Source data:
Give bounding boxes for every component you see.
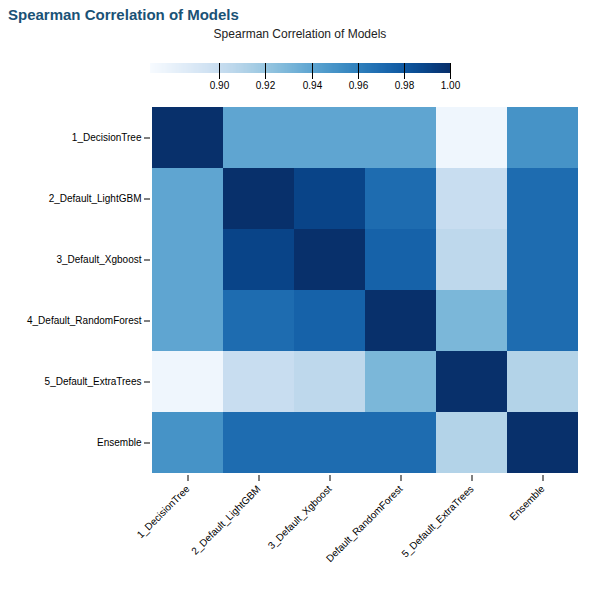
svg-text:Ensemble: Ensemble — [97, 437, 142, 448]
svg-text:0.96: 0.96 — [349, 80, 369, 91]
svg-text:3_Default_Xgboost: 3_Default_Xgboost — [266, 483, 334, 551]
svg-text:0.90: 0.90 — [210, 80, 230, 91]
svg-text:Default_RandomForest: Default_RandomForest — [324, 483, 405, 564]
html-text:Spearman Correlation of Models: Spearman Correlation of Models — [213, 27, 387, 41]
svg-text:5_Default_ExtraTrees: 5_Default_ExtraTrees — [45, 376, 142, 387]
svg-text:2_Default_LightGBM: 2_Default_LightGBM — [49, 193, 142, 204]
svg-text:3_Default_Xgboost: 3_Default_Xgboost — [56, 254, 141, 265]
svg-text:5_Default_ExtraTrees: 5_Default_ExtraTrees — [399, 483, 475, 559]
svg-text:1_DecisionTree: 1_DecisionTree — [135, 483, 192, 540]
html-text:Spearman Correlation of Models: Spearman Correlation of Models — [8, 6, 239, 23]
svg-text:1.00: 1.00 — [441, 80, 461, 91]
svg-text:2_Default_LightGBM: 2_Default_LightGBM — [189, 483, 262, 556]
svg-text:0.98: 0.98 — [395, 80, 415, 91]
svg-text:1_DecisionTree: 1_DecisionTree — [72, 132, 142, 143]
svg-text:4_Default_RandomForest: 4_Default_RandomForest — [27, 315, 142, 326]
svg-text:Ensemble: Ensemble — [507, 483, 547, 523]
svg-text:0.94: 0.94 — [303, 80, 323, 91]
svg-text:0.92: 0.92 — [256, 80, 276, 91]
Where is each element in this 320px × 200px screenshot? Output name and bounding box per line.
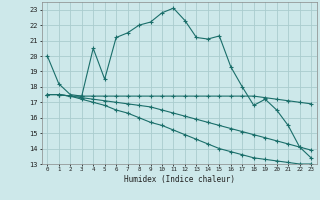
X-axis label: Humidex (Indice chaleur): Humidex (Indice chaleur) bbox=[124, 175, 235, 184]
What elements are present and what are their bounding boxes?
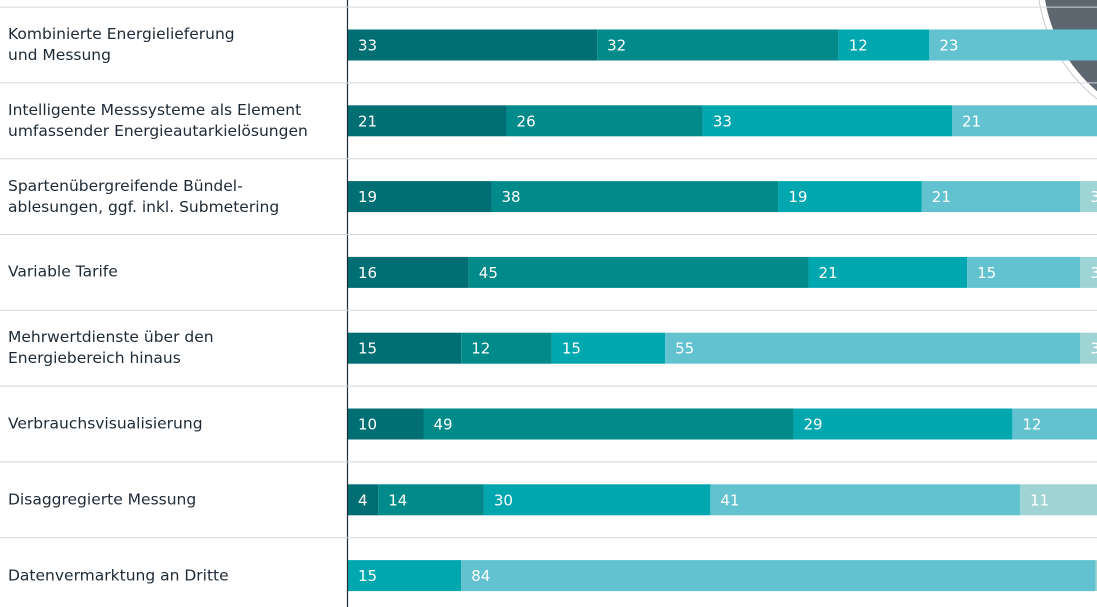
category-label: Spartenübergreifende Bündel- ablesungen,… — [8, 176, 280, 216]
bar-segment — [378, 484, 484, 516]
bar-segment — [461, 332, 552, 364]
value-label: 16 — [358, 264, 377, 282]
value-label: 12 — [849, 37, 868, 55]
bar-segment — [348, 408, 424, 440]
bar-segment — [551, 332, 666, 364]
value-label: 41 — [720, 491, 739, 509]
bar-segment — [710, 484, 1020, 516]
value-label: 26 — [517, 112, 536, 130]
category-label: Variable Tarife — [8, 262, 118, 281]
value-label: 32 — [607, 37, 626, 55]
category-label: Verbrauchsvisualisierung — [8, 414, 203, 433]
bar-segment — [1019, 484, 1097, 516]
bar-segment — [778, 181, 922, 213]
value-label: 33 — [713, 112, 732, 130]
value-label: 38 — [501, 188, 520, 206]
bar-segment — [702, 105, 952, 137]
bar-segment — [491, 181, 779, 213]
value-label: 15 — [358, 567, 377, 585]
bar-segment — [1080, 332, 1097, 364]
bar-segment — [665, 332, 1081, 364]
bar-segment — [506, 105, 703, 137]
value-label: 12 — [471, 340, 490, 358]
bar-segment — [1095, 560, 1097, 592]
value-label: 14 — [388, 491, 407, 509]
value-label: 49 — [434, 416, 453, 434]
bar-segment — [808, 256, 968, 288]
bar-segment — [967, 256, 1081, 288]
bar-segment — [1080, 181, 1097, 213]
category-label: Disaggregierte Messung — [8, 490, 197, 509]
bar-segment — [1080, 256, 1097, 288]
value-label: 21 — [962, 112, 981, 130]
value-label: 21 — [358, 112, 377, 130]
bar-segment — [348, 29, 598, 61]
bar-segment — [793, 408, 1013, 440]
bar-segment — [597, 29, 839, 61]
category-label: Kombinierte Energielieferung und Messung — [8, 25, 235, 64]
value-label: 19 — [788, 188, 807, 206]
value-label: 84 — [471, 567, 490, 585]
value-label: 3 — [1090, 188, 1097, 206]
bar-segment — [348, 181, 492, 213]
category-label: Datenvermarktung an Dritte — [8, 566, 229, 585]
category-label: Intelligente Messsysteme als Element umf… — [8, 100, 308, 140]
value-label: 21 — [932, 188, 951, 206]
value-label: 19 — [358, 188, 377, 206]
value-label: 15 — [358, 340, 377, 358]
category-label: Mehrwertdienste über den Energiebereich … — [8, 328, 214, 368]
value-label: 33 — [358, 37, 377, 55]
bar-segment — [929, 29, 1097, 61]
value-label: 29 — [803, 416, 822, 434]
bar-segment — [483, 484, 711, 516]
value-label: 30 — [494, 491, 513, 509]
value-label: 55 — [675, 340, 694, 358]
value-label: 4 — [358, 491, 368, 509]
value-label: 45 — [479, 264, 498, 282]
value-label: 3 — [1090, 264, 1097, 282]
bar-segment — [838, 29, 930, 61]
bar-segment — [348, 484, 379, 516]
value-label: 21 — [819, 264, 838, 282]
bar-segment — [921, 181, 1081, 213]
bar-segment — [468, 256, 809, 288]
bar-segment — [348, 256, 469, 288]
bar-segment — [461, 560, 1096, 592]
value-label: 10 — [358, 416, 377, 434]
value-label: 15 — [977, 264, 996, 282]
bar-segment — [348, 560, 462, 592]
bar-segment — [348, 105, 507, 137]
bars: 33 32 12 23 21 26 33 21 19 38 19 21 3 16 45 21 15 3 15 12 15… — [348, 29, 1097, 592]
value-label: 23 — [939, 37, 958, 55]
value-label: 11 — [1030, 491, 1049, 509]
bar-segment — [952, 105, 1097, 137]
value-label: 15 — [562, 340, 581, 358]
bar-segment — [1012, 408, 1097, 440]
bar-segment — [423, 408, 794, 440]
value-label: 3 — [1090, 340, 1097, 358]
value-label: 12 — [1022, 416, 1041, 434]
bar-segment — [348, 332, 462, 364]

Problem to solve: Rewrite the entire listing, changing every "bar-segment" to "bar" and keeping all else as it is. Leave the pictures out.

Task solution:
Give bounding boxes for every component you see.
svg-text:Ensemble: Ensemble — [97, 437, 142, 448]
svg-text:0.96: 0.96 — [349, 80, 369, 91]
svg-text:3_Default_Xgboost: 3_Default_Xgboost — [266, 483, 334, 551]
svg-text:0.90: 0.90 — [210, 80, 230, 91]
svg-text:Default_RandomForest: Default_RandomForest — [324, 483, 405, 564]
html-text:Spearman Correlation of Models: Spearman Correlation of Models — [213, 27, 387, 41]
svg-text:5_Default_ExtraTrees: 5_Default_ExtraTrees — [45, 376, 142, 387]
svg-text:2_Default_LightGBM: 2_Default_LightGBM — [49, 193, 142, 204]
svg-text:3_Default_Xgboost: 3_Default_Xgboost — [56, 254, 141, 265]
svg-text:5_Default_ExtraTrees: 5_Default_ExtraTrees — [399, 483, 475, 559]
svg-text:1_DecisionTree: 1_DecisionTree — [135, 483, 192, 540]
html-text:Spearman Correlation of Models: Spearman Correlation of Models — [8, 6, 239, 23]
svg-text:1.00: 1.00 — [441, 80, 461, 91]
svg-text:2_Default_LightGBM: 2_Default_LightGBM — [189, 483, 262, 556]
svg-text:0.98: 0.98 — [395, 80, 415, 91]
svg-text:1_DecisionTree: 1_DecisionTree — [72, 132, 142, 143]
svg-text:4_Default_RandomForest: 4_Default_RandomForest — [27, 315, 142, 326]
svg-text:Ensemble: Ensemble — [507, 483, 547, 523]
svg-text:0.94: 0.94 — [303, 80, 323, 91]
svg-text:0.92: 0.92 — [256, 80, 276, 91]
Where is each element in this 320px × 200px screenshot? Output name and bounding box per line.
X-axis label: Humidex (Indice chaleur): Humidex (Indice chaleur) bbox=[124, 175, 235, 184]
What elements are present and what are their bounding boxes?
category-label: Spartenübergreifende Bündel- ablesungen,… — [8, 176, 280, 216]
bar — [378, 484, 484, 516]
bar — [461, 332, 552, 364]
value-label: 16 — [358, 264, 377, 282]
value-label: 12 — [849, 37, 868, 55]
bar — [348, 408, 424, 440]
bar — [551, 332, 666, 364]
value-label: 41 — [720, 491, 739, 509]
bar — [710, 484, 1020, 516]
value-label: 26 — [517, 112, 536, 130]
category-label: Variable Tarife — [8, 262, 118, 281]
value-label: 32 — [607, 37, 626, 55]
category-label: Verbrauchsvisualisierung — [8, 414, 203, 433]
bar — [1019, 484, 1097, 516]
bar — [778, 181, 922, 213]
value-label: 33 — [713, 112, 732, 130]
value-label: 38 — [501, 188, 520, 206]
bar — [702, 105, 952, 137]
bar — [491, 181, 779, 213]
value-label: 15 — [358, 567, 377, 585]
bar — [1080, 332, 1097, 364]
bar — [665, 332, 1081, 364]
bar — [506, 105, 703, 137]
value-label: 12 — [471, 340, 490, 358]
bar — [1095, 560, 1097, 592]
value-label: 14 — [388, 491, 407, 509]
value-label: 49 — [434, 416, 453, 434]
bar — [808, 256, 968, 288]
bar — [967, 256, 1081, 288]
bar — [1080, 181, 1097, 213]
category-label: Disaggregierte Messung — [8, 490, 197, 509]
bar — [1080, 256, 1097, 288]
value-label: 21 — [962, 112, 981, 130]
value-label: 21 — [358, 112, 377, 130]
bar — [348, 29, 598, 61]
bar — [793, 408, 1013, 440]
bar — [597, 29, 839, 61]
category-label: Kombinierte Energielieferung und Messung — [8, 25, 235, 64]
value-label: 19 — [788, 188, 807, 206]
value-label: 84 — [471, 567, 490, 585]
value-label: 3 — [1090, 188, 1097, 206]
bar — [348, 181, 492, 213]
category-label: Datenvermarktung an Dritte — [8, 566, 229, 585]
category-label: Intelligente Messsysteme als Element umf… — [8, 100, 308, 140]
value-label: 21 — [932, 188, 951, 206]
value-label: 19 — [358, 188, 377, 206]
value-label: 15 — [358, 340, 377, 358]
category-label: Mehrwertdienste über den Energiebereich … — [8, 328, 214, 368]
value-label: 33 — [358, 37, 377, 55]
bar — [929, 29, 1097, 61]
value-label: 29 — [803, 416, 822, 434]
bar — [483, 484, 711, 516]
value-label: 30 — [494, 491, 513, 509]
value-label: 55 — [675, 340, 694, 358]
value-label: 4 — [358, 491, 368, 509]
value-label: 45 — [479, 264, 498, 282]
value-label: 3 — [1090, 264, 1097, 282]
bar — [838, 29, 930, 61]
bar — [348, 484, 379, 516]
value-label: 21 — [819, 264, 838, 282]
bar — [921, 181, 1081, 213]
bar — [468, 256, 809, 288]
bar — [348, 256, 469, 288]
bar — [461, 560, 1096, 592]
value-label: 10 — [358, 416, 377, 434]
value-label: 15 — [977, 264, 996, 282]
bar — [348, 560, 462, 592]
bar — [348, 105, 507, 137]
bars: 33 32 12 23 21 26 33 21 19 38 19 21 3 16 45 21 15 3 15 12 15… — [348, 29, 1097, 592]
value-label: 23 — [939, 37, 958, 55]
value-label: 11 — [1030, 491, 1049, 509]
bar — [952, 105, 1097, 137]
value-label: 15 — [562, 340, 581, 358]
bar — [1012, 408, 1097, 440]
bar — [423, 408, 794, 440]
value-label: 3 — [1090, 340, 1097, 358]
value-label: 12 — [1022, 416, 1041, 434]
bar — [348, 332, 462, 364]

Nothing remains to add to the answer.